(GIVEN TEXT):

On a much lighter note, this temptation to protest can manifest itself into something quite remarkable as well. Again and again I saw the strength of compassion between protestors, passing each other saline solutions to help soothe the effects of teargas, or warning one another when things got too heated. Perhaps taking the time to be passionate with those around us is not a significant part of our everyday lives. During a protest, however, there is a powerful sense of community that outweighs the differences that may separate us from each other in our daily routines. Moments like these can be a lure to find communitas in an age where we can so easily dislocate ourselves from our surroundings. Although I was warned to be cautious of how quickly protests can escalate, and my reaction was to seek the borders of danger because I was so pumped with adrenaline, the fact that someone was looking out for me "just because" was quite remarkable.
"We take to the streets to be seen"
It was also striking to see the media’s involvement. It was difficult to distinguish some journalists from other protestors, but my instinct told me that the people with monstrous cameras and microphones were there to report. What I found was that many of those armed with gear would gravitate towards areas of friction, where the crowd is denser and the police more numerous. Like Narcissus, but drawn to my 'badassery' rather than my looks, the cameras and media coverage made my involvement in the protest feel important. We protest to fight for a cause, but deep down, we take to the streets to be seen.
When the clashes settled down, and the CRS police in their Ninja Turtle uniforms had broken up the main body of protestors, I decided to make my retreat. I suddenly felt intensely out of place, being told to move along. My role as an observer in the theatre of protest had ended. Sitting by the Canal St Martin, where many other protestors were buzzing about events of the day, discussing whether they thought the protest was a success whilst others were recounting their personal experiences, I tried to gather my thoughts.
The whole experience was a sensory overload. What we forget when seeing a protest from our screens is that we are only digesting the visual dimension. We don’t experience the smells, the noise of tear gas canisters exploding, the sensation of that smoke stinging your eyes, the effervescence of the people around us. The 15 September protest on the loi travail was my first real experience of a protest. It won’t be my last.

(GIVEN PROBLEM 1): Duplicate the rows below word for word, starting at the line that contains "step number badges: 2 [224, 169, 237, 195]" and ending after the line that contains "background: teal with robot face and formulas: 3Cu+".

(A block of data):
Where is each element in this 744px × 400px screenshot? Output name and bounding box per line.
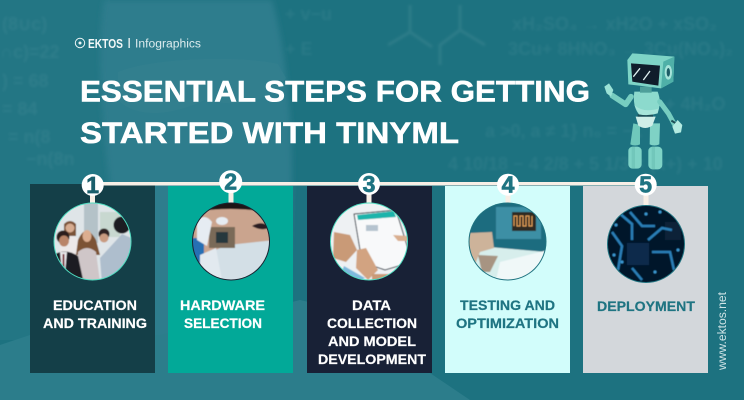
step number badges: 2 [224, 169, 237, 195]
photo 2: masked engineer holding chip [192, 202, 270, 280]
background: teal with robot face and formulas: xH₂SO₄ → xH2O + xSO₂ [512, 14, 717, 34]
step 1 label: EDUCATION [53, 298, 137, 313]
step 4 label [456, 298, 559, 331]
photo 5: blue circuit board [606, 204, 686, 284]
logo: EKTOS Infographics: EKTOS [88, 37, 123, 51]
background: teal with robot face and formulas: + 4H₂O [665, 94, 726, 114]
photo 4: oscilloscope workbench [468, 202, 546, 280]
step number badges: 3 [363, 171, 375, 197]
logo: EKTOS Infographics: Infographics [135, 38, 201, 50]
step 3 label: DATA [352, 298, 391, 313]
step number badges: 4 [502, 172, 515, 198]
step number badges [82, 169, 657, 198]
background: teal with robot face and formulas: = n(8 [8, 127, 51, 147]
title: STARTED WITH TINYML [80, 117, 459, 150]
background: teal with robot face and formulas: (8∪c) [2, 14, 47, 34]
background: teal with robot face and formulas: 3Cu+ 8HNO₃ → 3Cu(NO₃)₂ [508, 39, 733, 59]
step 2 label: HARDWARE [180, 298, 265, 313]
panel: step 1 background [30, 184, 155, 373]
logo: EKTOS Infographics [75, 37, 201, 51]
photo 3: hands on tablet with charts [330, 202, 408, 280]
title: ESSENTIAL STEPS FOR GETTING [80, 76, 590, 108]
panel: step 4 background [445, 186, 570, 373]
website label: www.ektos.net [717, 291, 729, 371]
background: teal with robot face and formulas: + E [285, 39, 313, 59]
step 4 label: OPTIMIZATION [456, 316, 559, 331]
step 1 label [43, 298, 147, 331]
step 3 label: COLLECTION [327, 316, 417, 331]
background: teal with robot face and formulas: ) = 68 [2, 71, 49, 91]
title [80, 76, 590, 150]
background: teal with robot face and formulas: + v−u [285, 4, 332, 24]
step 2 label [180, 298, 265, 331]
step 3 label: AND MODEL [328, 334, 416, 349]
background: teal with robot face and formulas: = 84 [2, 99, 38, 119]
background: teal with robot face and formulas: ∩c)=22 [0, 42, 60, 62]
connector line [90, 182, 648, 208]
step 4 label: TESTING AND [460, 298, 555, 313]
step 3 label: DEVELOPMENT [318, 352, 427, 367]
background: teal with robot face and formulas: a >0, a ≠ 1} n₀ = −1 [485, 121, 643, 141]
step number badges: 5 [639, 172, 652, 198]
step 5 label: DEPLOYMENT [597, 299, 696, 314]
background: teal with robot face and formulas: −n(8n [26, 149, 75, 169]
step number badges: 1 [86, 172, 99, 198]
panel: step 2 background [168, 186, 293, 373]
robot illustration [604, 53, 682, 169]
step 3 label [318, 298, 427, 367]
panel: step 5 background [583, 186, 708, 373]
step 2 label: SELECTION [184, 316, 262, 331]
panel: step 3 background [307, 186, 432, 373]
background: teal with robot face and formulas: 4 10/18 − 4 2/8 + 5 1/3 = (x+) + 10 [448, 154, 723, 174]
photo 1: team of people [54, 202, 132, 280]
step 1 label: AND TRAINING [43, 316, 147, 331]
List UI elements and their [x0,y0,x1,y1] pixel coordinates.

(GIVEN PROBLEM 2): Set down the words of the protest account verbatim, beginning with "The whole experience" and stopping after "be my last.".

(FULL SOLUTION 1):
step number badges: 2 [224, 169, 237, 195]
photo 2: masked engineer holding chip [192, 202, 270, 280]
background: teal with robot face and formulas: xH₂SO₄ → xH2O + xSO₂ [512, 14, 717, 34]
step 1 label: EDUCATION [53, 298, 137, 313]
step 4 label [456, 298, 559, 331]
photo 5: blue circuit board [606, 204, 686, 284]
logo: EKTOS Infographics: EKTOS [88, 37, 123, 51]
background: teal with robot face and formulas: + 4H₂O [665, 94, 726, 114]
photo 4: oscilloscope workbench [468, 202, 546, 280]
step number badges: 3 [363, 171, 375, 197]
logo: EKTOS Infographics: Infographics [135, 38, 201, 50]
step 3 label: DATA [352, 298, 391, 313]
step number badges: 4 [502, 172, 515, 198]
step number badges [82, 169, 657, 198]
background: teal with robot face and formulas: = n(8 [8, 127, 51, 147]
title: STARTED WITH TINYML [80, 117, 459, 150]
background: teal with robot face and formulas: (8∪c) [2, 14, 47, 34]
background: teal with robot face and formulas: 3Cu+ 8HNO₃ → 3Cu(NO₃)₂ [508, 39, 733, 59]

(FULL SOLUTION 2):
The whole experience was a sensory overload. What we forget when seeing a protest from our screens is that we are only digesting the visual dimension. We don’t experience the smells, the noise of tear gas canisters exploding, the sensation of that smoke stinging your eyes, the effervescence of the people around us. The 15 September protest on the loi travail was my first real experience of a protest. It won’t be my last.